*YOUR GOAL*: Return all of the entries word for word, but omit the pictures they contain.

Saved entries
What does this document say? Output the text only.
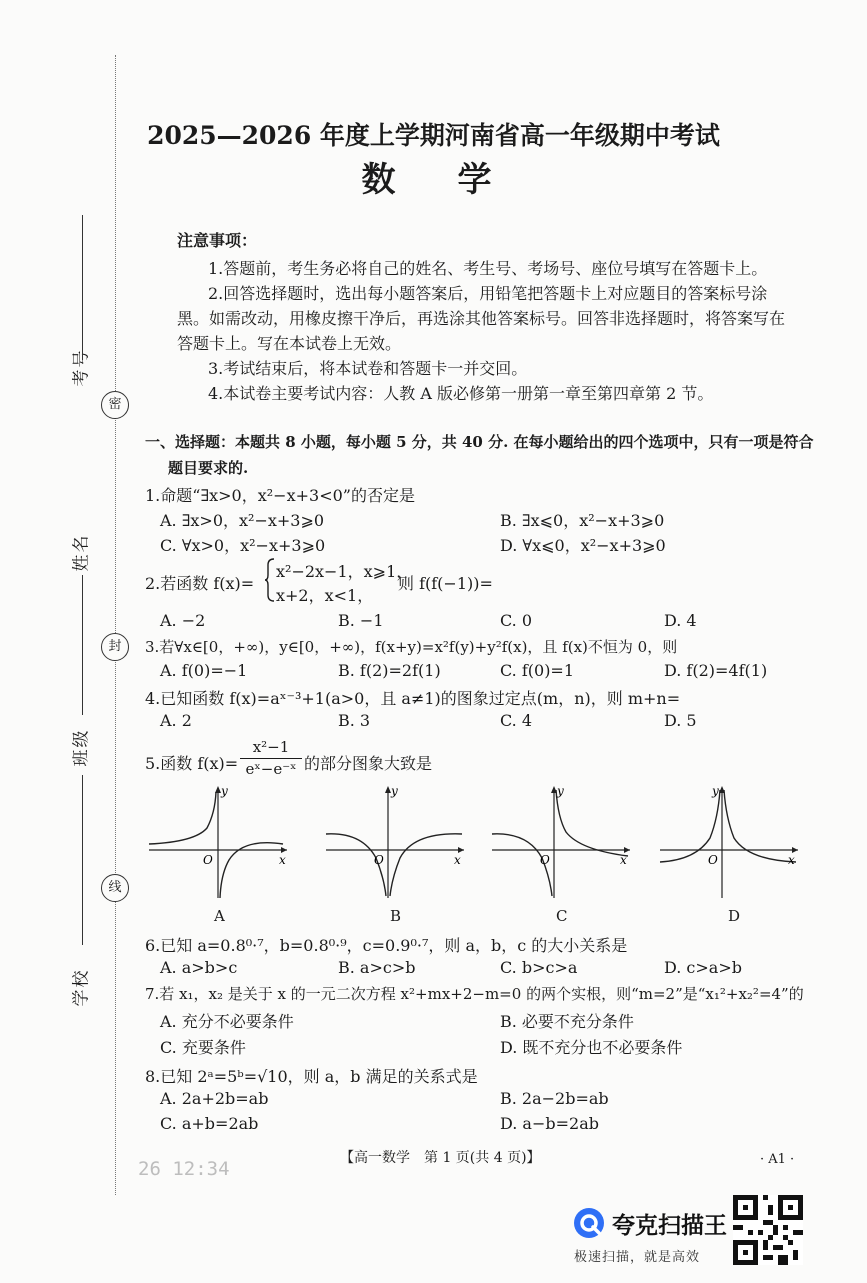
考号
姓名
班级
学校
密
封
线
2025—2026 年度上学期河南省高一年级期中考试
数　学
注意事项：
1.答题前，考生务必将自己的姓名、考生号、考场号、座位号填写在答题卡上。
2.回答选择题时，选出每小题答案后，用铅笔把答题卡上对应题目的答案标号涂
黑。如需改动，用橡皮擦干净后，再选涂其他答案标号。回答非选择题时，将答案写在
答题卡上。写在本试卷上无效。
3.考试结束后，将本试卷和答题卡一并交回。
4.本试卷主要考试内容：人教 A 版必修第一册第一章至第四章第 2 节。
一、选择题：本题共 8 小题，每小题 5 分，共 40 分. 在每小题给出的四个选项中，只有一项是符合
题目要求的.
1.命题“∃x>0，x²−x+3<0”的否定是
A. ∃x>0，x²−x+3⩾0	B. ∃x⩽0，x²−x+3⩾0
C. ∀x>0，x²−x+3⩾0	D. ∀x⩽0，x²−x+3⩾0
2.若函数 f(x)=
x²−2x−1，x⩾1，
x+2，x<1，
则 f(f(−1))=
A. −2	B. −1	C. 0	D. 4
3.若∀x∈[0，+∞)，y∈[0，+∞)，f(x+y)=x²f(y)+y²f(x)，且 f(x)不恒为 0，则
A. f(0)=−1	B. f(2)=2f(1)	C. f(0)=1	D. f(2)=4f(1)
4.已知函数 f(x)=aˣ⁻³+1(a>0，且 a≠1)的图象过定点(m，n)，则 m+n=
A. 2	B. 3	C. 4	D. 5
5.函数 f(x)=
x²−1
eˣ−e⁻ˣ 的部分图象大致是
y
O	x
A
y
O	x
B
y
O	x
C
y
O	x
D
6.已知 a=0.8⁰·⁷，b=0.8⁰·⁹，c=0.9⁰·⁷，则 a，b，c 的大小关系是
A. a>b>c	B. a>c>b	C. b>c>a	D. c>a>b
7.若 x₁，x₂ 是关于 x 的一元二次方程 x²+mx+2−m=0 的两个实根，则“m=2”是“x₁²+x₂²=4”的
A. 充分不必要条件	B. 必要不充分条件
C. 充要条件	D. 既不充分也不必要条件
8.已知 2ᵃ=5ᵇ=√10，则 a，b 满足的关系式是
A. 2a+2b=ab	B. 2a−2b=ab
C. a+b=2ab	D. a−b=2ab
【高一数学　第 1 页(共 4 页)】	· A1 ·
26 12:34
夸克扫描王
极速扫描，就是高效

*ANSWER TO THE TASK*:
What does this document say? Output the text only.
考号
姓名
班级
学校
密
封
线
2025—2026 年度上学期河南省高一年级期中考试
数　学
注意事项：
1.答题前，考生务必将自己的姓名、考生号、考场号、座位号填写在答题卡上。
2.回答选择题时，选出每小题答案后，用铅笔把答题卡上对应题目的答案标号涂
黑。如需改动，用橡皮擦干净后，再选涂其他答案标号。回答非选择题时，将答案写在
答题卡上。写在本试卷上无效。
3.考试结束后，将本试卷和答题卡一并交回。
4.本试卷主要考试内容：人教 A 版必修第一册第一章至第四章第 2 节。
一、选择题：本题共 8 小题，每小题 5 分，共 40 分. 在每小题给出的四个选项中，只有一项是符合
题目要求的.
1.命题“∃x>0，x²−x+3<0”的否定是
A. ∃x>0，x²−x+3⩾0	B. ∃x⩽0，x²−x+3⩾0
C. ∀x>0，x²−x+3⩾0	D. ∀x⩽0，x²−x+3⩾0
2.若函数 f(x)=
x²−2x−1，x⩾1，
x+2，x<1，
则 f(f(−1))=
A. −2	B. −1	C. 0	D. 4
3.若∀x∈[0，+∞)，y∈[0，+∞)，f(x+y)=x²f(y)+y²f(x)，且 f(x)不恒为 0，则
A. f(0)=−1	B. f(2)=2f(1)	C. f(0)=1	D. f(2)=4f(1)
4.已知函数 f(x)=aˣ⁻³+1(a>0，且 a≠1)的图象过定点(m，n)，则 m+n=
A. 2	B. 3	C. 4	D. 5
5.函数 f(x)=
x²−1
eˣ−e⁻ˣ 的部分图象大致是
y
O	x
A
y
O	x
B
y
O	x
C
y
O	x
D
6.已知 a=0.8⁰·⁷，b=0.8⁰·⁹，c=0.9⁰·⁷，则 a，b，c 的大小关系是
A. a>b>c	B. a>c>b	C. b>c>a	D. c>a>b
7.若 x₁，x₂ 是关于 x 的一元二次方程 x²+mx+2−m=0 的两个实根，则“m=2”是“x₁²+x₂²=4”的
A. 充分不必要条件	B. 必要不充分条件
C. 充要条件	D. 既不充分也不必要条件
8.已知 2ᵃ=5ᵇ=√10，则 a，b 满足的关系式是
A. 2a+2b=ab	B. 2a−2b=ab
C. a+b=2ab	D. a−b=2ab
【高一数学　第 1 页(共 4 页)】	· A1 ·
26 12:34
夸克扫描王
极速扫描，就是高效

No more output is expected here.